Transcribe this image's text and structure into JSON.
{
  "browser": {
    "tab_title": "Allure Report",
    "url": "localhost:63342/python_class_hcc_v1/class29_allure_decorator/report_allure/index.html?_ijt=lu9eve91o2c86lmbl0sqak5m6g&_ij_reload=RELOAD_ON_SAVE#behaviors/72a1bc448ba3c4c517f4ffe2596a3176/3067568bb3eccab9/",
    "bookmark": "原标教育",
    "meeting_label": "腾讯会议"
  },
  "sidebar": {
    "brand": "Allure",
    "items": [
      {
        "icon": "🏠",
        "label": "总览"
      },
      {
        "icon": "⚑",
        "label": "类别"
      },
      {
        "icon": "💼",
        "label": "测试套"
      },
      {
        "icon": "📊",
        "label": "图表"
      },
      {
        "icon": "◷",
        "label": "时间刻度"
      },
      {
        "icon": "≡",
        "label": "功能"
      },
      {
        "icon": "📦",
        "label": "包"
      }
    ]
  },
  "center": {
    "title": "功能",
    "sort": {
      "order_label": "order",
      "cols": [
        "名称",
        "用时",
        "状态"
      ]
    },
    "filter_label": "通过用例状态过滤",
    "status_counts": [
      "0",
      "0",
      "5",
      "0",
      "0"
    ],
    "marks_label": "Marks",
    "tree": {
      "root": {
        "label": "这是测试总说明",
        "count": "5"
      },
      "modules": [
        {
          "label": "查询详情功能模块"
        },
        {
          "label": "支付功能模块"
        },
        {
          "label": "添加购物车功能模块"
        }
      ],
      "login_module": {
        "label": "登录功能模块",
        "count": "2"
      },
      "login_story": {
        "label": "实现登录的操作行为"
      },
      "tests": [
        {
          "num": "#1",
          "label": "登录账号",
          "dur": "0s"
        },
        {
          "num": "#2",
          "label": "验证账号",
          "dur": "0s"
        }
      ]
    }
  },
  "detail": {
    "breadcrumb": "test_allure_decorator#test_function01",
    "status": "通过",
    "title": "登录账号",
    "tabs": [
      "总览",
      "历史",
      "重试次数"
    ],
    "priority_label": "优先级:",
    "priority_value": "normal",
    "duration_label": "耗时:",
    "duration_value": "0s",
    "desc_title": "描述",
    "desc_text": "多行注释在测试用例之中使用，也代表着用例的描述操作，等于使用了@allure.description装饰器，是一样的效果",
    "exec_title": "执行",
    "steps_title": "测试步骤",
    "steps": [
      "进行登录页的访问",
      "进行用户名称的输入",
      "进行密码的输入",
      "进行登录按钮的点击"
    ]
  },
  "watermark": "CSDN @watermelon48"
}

-*-*-

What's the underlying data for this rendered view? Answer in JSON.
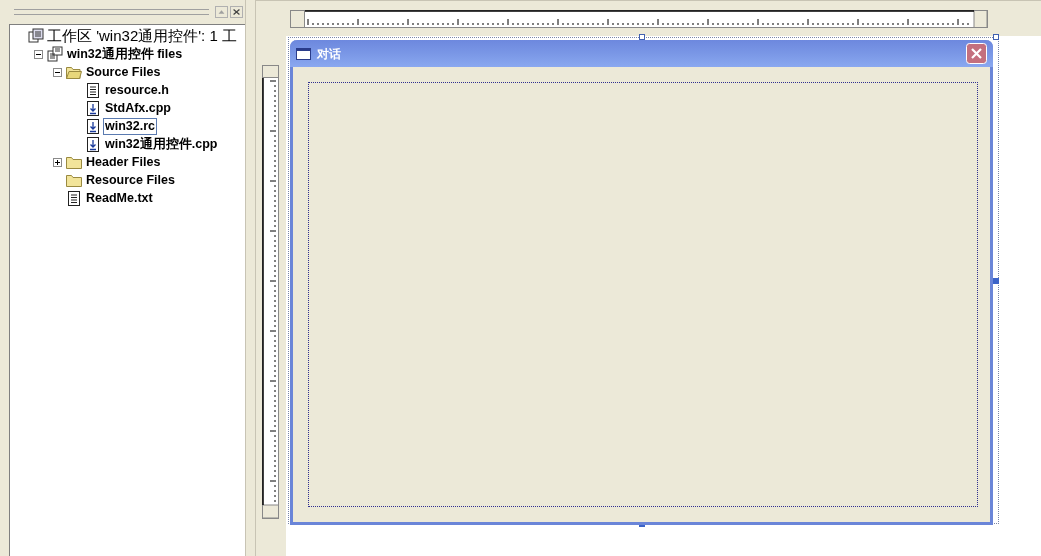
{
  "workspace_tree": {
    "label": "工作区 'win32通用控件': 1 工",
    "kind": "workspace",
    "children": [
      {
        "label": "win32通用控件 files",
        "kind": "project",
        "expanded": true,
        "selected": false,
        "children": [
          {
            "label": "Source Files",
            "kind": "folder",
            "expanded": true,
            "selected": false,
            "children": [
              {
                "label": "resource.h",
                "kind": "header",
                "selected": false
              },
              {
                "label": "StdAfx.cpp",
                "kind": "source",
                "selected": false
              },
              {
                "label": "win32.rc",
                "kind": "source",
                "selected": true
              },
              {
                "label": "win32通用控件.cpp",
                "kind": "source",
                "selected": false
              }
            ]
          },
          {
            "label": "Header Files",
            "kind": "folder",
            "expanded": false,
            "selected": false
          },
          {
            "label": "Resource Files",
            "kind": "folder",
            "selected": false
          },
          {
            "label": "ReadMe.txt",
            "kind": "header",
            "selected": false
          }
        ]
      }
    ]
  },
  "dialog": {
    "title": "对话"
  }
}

-*-*-

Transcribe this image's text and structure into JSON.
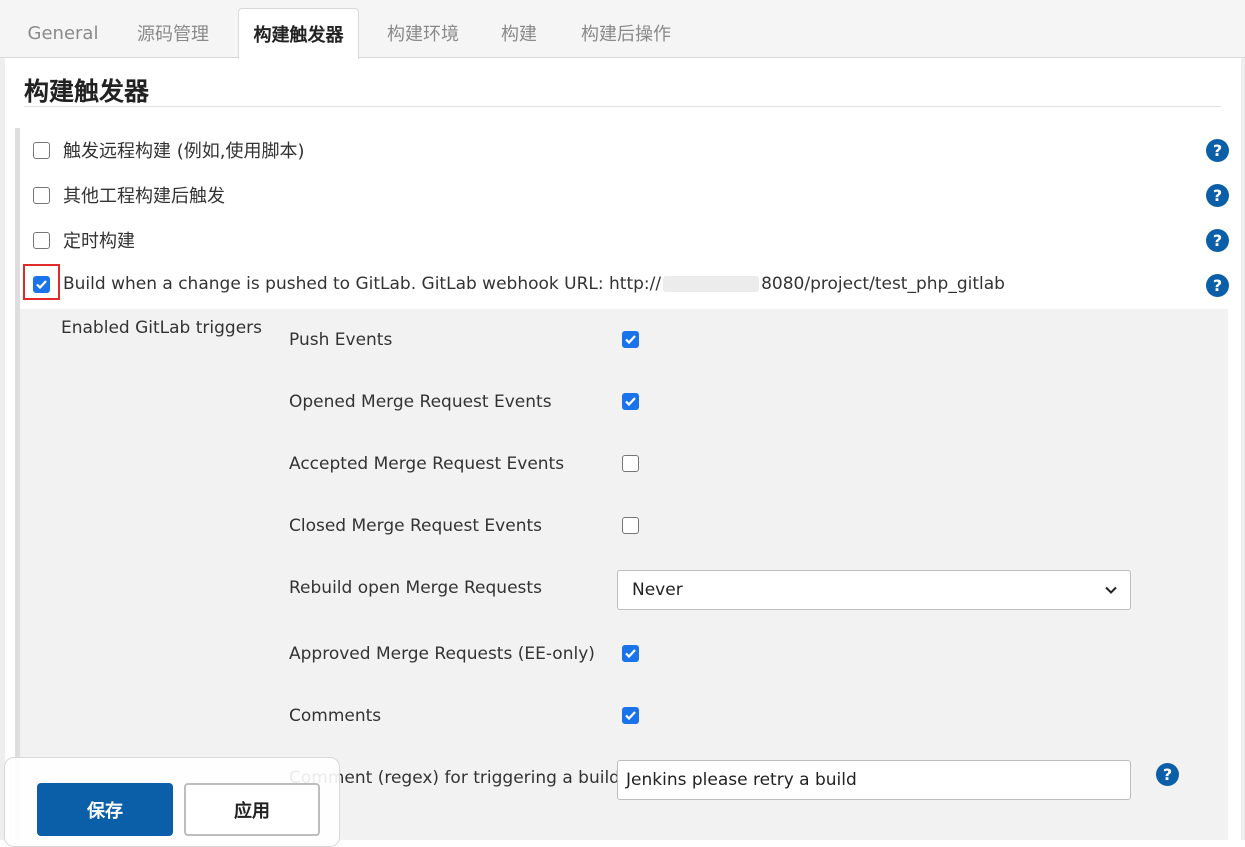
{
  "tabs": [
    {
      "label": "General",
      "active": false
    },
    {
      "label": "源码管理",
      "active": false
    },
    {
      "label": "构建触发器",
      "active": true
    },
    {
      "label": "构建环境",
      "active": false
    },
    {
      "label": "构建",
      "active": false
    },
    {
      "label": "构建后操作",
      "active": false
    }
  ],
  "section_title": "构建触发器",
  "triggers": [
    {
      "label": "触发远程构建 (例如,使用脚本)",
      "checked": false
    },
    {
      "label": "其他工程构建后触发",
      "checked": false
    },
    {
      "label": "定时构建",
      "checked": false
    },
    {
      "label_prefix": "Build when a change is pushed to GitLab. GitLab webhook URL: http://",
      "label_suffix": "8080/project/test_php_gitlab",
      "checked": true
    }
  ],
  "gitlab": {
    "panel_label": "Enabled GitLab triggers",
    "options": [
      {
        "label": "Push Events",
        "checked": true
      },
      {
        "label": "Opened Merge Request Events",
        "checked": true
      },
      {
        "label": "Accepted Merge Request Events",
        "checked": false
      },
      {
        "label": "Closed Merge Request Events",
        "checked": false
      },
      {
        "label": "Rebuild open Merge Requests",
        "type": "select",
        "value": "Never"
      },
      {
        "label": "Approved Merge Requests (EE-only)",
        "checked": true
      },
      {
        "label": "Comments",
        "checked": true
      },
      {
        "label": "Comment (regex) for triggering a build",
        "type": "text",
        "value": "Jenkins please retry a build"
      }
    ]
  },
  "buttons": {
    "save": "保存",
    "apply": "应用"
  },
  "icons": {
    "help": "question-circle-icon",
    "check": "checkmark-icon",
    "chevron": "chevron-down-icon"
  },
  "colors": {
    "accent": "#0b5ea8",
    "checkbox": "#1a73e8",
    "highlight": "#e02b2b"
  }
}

-*-*-

## Stated task:
Among the records above, find each line holding the string "Events" and pull it out.

## Expected output:
        "label": "Push Events",
        "label": "Opened Merge Request Events",
        "label": "Accepted Merge Request Events",
        "label": "Closed Merge Request Events",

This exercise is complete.